▶ [Request] Filter the records for lines holding the string "Bøsserne".
┌─ Information provided
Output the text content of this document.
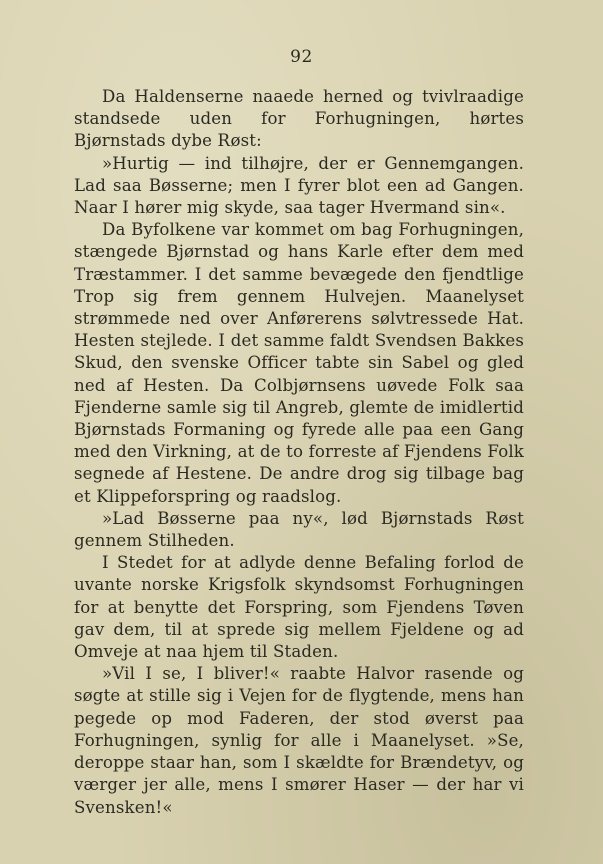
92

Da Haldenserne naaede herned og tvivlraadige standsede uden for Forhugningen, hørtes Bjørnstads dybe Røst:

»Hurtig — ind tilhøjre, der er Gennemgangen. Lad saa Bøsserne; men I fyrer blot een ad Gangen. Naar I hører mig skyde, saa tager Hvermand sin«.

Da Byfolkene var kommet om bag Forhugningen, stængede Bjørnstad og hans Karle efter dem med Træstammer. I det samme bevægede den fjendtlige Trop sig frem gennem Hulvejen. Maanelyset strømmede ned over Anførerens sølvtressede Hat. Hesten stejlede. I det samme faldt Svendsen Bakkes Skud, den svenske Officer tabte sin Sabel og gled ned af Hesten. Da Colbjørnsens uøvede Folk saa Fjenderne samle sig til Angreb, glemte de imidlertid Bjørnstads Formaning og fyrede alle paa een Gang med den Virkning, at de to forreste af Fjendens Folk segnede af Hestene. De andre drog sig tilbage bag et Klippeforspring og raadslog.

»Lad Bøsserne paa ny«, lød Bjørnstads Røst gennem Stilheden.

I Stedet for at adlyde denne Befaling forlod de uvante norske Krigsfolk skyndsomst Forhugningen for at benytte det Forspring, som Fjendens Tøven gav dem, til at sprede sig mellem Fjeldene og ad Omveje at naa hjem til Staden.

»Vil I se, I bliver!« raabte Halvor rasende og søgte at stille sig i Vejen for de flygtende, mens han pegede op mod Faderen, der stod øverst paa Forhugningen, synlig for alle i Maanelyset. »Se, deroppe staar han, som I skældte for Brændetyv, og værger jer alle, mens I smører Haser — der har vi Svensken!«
└─
▶ [Response]
»Hurtig — ind tilhøjre, der er Gennemgangen. Lad saa Bøsserne; men I fyrer blot een ad Gangen. Naar I hører mig skyde, saa tager Hvermand sin«.
»Lad Bøsserne paa ny«, lød Bjørnstads Røst gennem Stilheden.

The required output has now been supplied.